● **TASK OBJECTIVE**
Report the count of lines below that include "Dollar", without any other text.

Begin RECORDS SUPPLIED

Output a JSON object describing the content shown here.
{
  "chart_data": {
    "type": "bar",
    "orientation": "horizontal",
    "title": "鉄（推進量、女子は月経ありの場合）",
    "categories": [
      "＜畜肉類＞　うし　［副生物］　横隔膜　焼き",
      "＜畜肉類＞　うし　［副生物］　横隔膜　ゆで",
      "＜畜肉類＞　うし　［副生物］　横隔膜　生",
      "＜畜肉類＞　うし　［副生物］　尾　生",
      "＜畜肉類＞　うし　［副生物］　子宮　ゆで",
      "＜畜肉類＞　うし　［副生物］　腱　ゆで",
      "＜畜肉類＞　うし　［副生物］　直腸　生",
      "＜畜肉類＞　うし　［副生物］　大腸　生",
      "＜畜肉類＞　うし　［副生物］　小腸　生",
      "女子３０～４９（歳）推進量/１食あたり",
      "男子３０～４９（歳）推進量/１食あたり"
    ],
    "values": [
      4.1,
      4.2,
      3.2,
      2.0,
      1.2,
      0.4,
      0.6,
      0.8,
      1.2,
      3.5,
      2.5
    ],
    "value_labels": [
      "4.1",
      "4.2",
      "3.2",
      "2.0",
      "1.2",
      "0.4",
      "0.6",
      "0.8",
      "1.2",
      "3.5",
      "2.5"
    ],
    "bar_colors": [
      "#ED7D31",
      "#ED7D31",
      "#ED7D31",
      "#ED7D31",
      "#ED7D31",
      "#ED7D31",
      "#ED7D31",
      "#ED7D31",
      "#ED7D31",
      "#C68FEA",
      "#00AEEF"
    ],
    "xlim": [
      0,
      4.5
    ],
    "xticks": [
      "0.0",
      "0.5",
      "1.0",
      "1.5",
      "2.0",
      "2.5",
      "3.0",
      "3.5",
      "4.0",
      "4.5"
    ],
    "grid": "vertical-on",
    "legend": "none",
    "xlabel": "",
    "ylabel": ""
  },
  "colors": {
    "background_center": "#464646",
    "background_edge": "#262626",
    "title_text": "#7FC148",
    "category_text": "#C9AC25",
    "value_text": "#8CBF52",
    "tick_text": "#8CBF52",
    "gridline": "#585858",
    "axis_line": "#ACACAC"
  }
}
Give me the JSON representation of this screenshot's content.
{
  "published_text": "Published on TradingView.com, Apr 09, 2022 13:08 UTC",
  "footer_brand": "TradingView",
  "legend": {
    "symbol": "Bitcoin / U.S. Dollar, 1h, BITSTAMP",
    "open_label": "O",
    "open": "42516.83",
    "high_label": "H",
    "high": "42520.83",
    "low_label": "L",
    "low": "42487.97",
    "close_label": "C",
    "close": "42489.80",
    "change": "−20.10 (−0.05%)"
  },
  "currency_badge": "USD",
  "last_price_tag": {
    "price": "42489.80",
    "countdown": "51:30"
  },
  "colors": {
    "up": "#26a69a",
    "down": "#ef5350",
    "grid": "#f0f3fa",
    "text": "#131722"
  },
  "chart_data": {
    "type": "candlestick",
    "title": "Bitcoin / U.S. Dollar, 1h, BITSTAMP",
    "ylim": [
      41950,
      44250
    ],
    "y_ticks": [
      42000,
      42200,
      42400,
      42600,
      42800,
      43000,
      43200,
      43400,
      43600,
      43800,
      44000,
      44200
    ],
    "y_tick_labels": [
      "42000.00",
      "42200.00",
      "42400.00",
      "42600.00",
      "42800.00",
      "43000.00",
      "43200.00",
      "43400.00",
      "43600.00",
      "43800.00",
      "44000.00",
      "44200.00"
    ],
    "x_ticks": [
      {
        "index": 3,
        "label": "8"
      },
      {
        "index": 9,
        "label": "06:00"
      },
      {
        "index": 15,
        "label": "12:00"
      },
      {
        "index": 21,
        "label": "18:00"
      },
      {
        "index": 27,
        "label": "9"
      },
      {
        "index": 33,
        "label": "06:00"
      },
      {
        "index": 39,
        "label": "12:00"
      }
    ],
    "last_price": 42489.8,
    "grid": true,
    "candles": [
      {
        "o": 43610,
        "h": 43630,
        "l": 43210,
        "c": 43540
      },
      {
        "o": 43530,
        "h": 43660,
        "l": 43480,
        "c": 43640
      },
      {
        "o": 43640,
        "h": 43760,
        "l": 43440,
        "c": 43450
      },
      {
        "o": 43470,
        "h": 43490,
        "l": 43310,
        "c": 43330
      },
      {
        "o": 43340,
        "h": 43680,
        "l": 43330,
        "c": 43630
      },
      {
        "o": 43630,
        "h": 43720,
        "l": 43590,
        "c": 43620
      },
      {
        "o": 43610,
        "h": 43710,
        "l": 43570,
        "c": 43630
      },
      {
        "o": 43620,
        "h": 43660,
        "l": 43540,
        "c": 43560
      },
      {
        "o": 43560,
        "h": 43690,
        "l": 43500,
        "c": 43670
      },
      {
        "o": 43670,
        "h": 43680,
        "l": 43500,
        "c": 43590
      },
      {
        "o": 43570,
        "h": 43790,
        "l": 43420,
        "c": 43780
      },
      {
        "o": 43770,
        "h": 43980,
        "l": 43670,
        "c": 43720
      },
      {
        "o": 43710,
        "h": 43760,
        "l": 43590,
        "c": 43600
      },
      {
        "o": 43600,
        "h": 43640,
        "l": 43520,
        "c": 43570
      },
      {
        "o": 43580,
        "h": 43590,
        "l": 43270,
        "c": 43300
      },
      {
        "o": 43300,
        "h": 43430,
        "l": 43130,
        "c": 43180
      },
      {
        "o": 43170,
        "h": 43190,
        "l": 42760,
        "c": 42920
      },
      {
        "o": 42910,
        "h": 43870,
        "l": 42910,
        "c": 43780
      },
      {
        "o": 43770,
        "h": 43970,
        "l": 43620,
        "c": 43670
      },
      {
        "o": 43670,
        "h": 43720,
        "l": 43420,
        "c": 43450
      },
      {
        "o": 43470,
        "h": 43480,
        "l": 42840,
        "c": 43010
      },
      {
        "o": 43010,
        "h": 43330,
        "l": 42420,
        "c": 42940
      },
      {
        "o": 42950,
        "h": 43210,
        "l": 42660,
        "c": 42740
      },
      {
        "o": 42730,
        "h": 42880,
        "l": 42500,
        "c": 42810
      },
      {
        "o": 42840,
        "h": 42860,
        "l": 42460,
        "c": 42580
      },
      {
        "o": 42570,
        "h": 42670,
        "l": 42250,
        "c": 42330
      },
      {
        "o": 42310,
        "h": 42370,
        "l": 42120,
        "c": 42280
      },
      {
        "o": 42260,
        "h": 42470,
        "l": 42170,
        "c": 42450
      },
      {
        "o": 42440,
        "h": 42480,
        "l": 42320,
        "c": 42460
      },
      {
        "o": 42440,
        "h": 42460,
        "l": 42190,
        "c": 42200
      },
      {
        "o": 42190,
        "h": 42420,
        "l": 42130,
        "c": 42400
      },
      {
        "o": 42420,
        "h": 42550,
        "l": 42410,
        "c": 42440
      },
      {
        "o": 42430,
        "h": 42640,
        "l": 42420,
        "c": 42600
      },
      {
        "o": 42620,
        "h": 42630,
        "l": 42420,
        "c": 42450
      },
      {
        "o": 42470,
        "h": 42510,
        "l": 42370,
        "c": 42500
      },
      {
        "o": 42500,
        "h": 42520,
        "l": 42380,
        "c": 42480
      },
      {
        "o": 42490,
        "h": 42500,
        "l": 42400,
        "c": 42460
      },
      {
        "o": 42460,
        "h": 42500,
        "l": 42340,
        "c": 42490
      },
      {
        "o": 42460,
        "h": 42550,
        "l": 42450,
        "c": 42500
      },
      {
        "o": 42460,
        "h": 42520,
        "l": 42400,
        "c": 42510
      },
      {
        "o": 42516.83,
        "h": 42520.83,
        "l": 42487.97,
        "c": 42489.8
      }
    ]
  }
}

End RECORDS SUPPLIED

● **ANSWER IN FULL**
2